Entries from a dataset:
* * * * * * *

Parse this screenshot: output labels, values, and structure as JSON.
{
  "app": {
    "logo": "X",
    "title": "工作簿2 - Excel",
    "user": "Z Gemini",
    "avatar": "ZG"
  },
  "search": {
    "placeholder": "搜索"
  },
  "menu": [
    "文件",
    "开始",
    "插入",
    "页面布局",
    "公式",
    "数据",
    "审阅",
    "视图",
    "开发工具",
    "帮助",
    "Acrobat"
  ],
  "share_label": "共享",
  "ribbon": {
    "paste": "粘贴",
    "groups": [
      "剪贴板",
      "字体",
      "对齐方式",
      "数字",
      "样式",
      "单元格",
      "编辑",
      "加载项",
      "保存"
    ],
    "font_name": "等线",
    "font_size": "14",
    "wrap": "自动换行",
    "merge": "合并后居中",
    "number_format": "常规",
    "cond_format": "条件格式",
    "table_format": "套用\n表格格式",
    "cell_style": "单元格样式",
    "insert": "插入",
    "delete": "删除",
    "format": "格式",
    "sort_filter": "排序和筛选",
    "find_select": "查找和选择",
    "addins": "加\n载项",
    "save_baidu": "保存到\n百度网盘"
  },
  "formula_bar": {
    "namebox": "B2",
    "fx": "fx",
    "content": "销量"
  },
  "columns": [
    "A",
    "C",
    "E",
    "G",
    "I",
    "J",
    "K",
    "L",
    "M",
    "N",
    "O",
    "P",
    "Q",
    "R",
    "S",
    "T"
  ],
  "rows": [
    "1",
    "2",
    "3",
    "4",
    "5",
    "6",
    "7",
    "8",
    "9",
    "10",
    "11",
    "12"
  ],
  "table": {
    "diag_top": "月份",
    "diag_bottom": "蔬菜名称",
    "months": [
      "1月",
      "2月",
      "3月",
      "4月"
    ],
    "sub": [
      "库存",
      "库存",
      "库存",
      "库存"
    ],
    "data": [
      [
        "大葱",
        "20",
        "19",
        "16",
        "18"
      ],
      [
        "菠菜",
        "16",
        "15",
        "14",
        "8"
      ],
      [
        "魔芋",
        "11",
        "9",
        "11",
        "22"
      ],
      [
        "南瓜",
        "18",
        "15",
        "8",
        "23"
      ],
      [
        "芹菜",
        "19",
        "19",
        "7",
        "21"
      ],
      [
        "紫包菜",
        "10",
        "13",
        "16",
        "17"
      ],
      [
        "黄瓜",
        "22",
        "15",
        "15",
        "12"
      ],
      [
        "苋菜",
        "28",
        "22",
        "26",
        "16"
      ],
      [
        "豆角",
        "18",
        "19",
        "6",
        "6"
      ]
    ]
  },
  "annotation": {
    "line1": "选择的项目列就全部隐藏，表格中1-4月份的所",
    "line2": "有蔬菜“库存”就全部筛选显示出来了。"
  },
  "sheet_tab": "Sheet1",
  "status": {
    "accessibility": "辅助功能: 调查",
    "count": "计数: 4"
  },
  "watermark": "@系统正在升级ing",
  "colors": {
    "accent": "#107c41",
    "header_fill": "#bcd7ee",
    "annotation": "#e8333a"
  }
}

* * * * * * *

Exercise
Set down all of the data above, word for word.

The completed task
Parse this screenshot: output labels, values, and structure as JSON.
{
  "app": {
    "logo": "X",
    "title": "工作簿2 - Excel",
    "user": "Z Gemini",
    "avatar": "ZG"
  },
  "search": {
    "placeholder": "搜索"
  },
  "menu": [
    "文件",
    "开始",
    "插入",
    "页面布局",
    "公式",
    "数据",
    "审阅",
    "视图",
    "开发工具",
    "帮助",
    "Acrobat"
  ],
  "share_label": "共享",
  "ribbon": {
    "paste": "粘贴",
    "groups": [
      "剪贴板",
      "字体",
      "对齐方式",
      "数字",
      "样式",
      "单元格",
      "编辑",
      "加载项",
      "保存"
    ],
    "font_name": "等线",
    "font_size": "14",
    "wrap": "自动换行",
    "merge": "合并后居中",
    "number_format": "常规",
    "cond_format": "条件格式",
    "table_format": "套用\n表格格式",
    "cell_style": "单元格样式",
    "insert": "插入",
    "delete": "删除",
    "format": "格式",
    "sort_filter": "排序和筛选",
    "find_select": "查找和选择",
    "addins": "加\n载项",
    "save_baidu": "保存到\n百度网盘"
  },
  "formula_bar": {
    "namebox": "B2",
    "fx": "fx",
    "content": "销量"
  },
  "columns": [
    "A",
    "C",
    "E",
    "G",
    "I",
    "J",
    "K",
    "L",
    "M",
    "N",
    "O",
    "P",
    "Q",
    "R",
    "S",
    "T"
  ],
  "rows": [
    "1",
    "2",
    "3",
    "4",
    "5",
    "6",
    "7",
    "8",
    "9",
    "10",
    "11",
    "12"
  ],
  "table": {
    "diag_top": "月份",
    "diag_bottom": "蔬菜名称",
    "months": [
      "1月",
      "2月",
      "3月",
      "4月"
    ],
    "sub": [
      "库存",
      "库存",
      "库存",
      "库存"
    ],
    "data": [
      [
        "大葱",
        "20",
        "19",
        "16",
        "18"
      ],
      [
        "菠菜",
        "16",
        "15",
        "14",
        "8"
      ],
      [
        "魔芋",
        "11",
        "9",
        "11",
        "22"
      ],
      [
        "南瓜",
        "18",
        "15",
        "8",
        "23"
      ],
      [
        "芹菜",
        "19",
        "19",
        "7",
        "21"
      ],
      [
        "紫包菜",
        "10",
        "13",
        "16",
        "17"
      ],
      [
        "黄瓜",
        "22",
        "15",
        "15",
        "12"
      ],
      [
        "苋菜",
        "28",
        "22",
        "26",
        "16"
      ],
      [
        "豆角",
        "18",
        "19",
        "6",
        "6"
      ]
    ]
  },
  "annotation": {
    "line1": "选择的项目列就全部隐藏，表格中1-4月份的所",
    "line2": "有蔬菜“库存”就全部筛选显示出来了。"
  },
  "sheet_tab": "Sheet1",
  "status": {
    "accessibility": "辅助功能: 调查",
    "count": "计数: 4"
  },
  "watermark": "@系统正在升级ing",
  "colors": {
    "accent": "#107c41",
    "header_fill": "#bcd7ee",
    "annotation": "#e8333a"
  }
}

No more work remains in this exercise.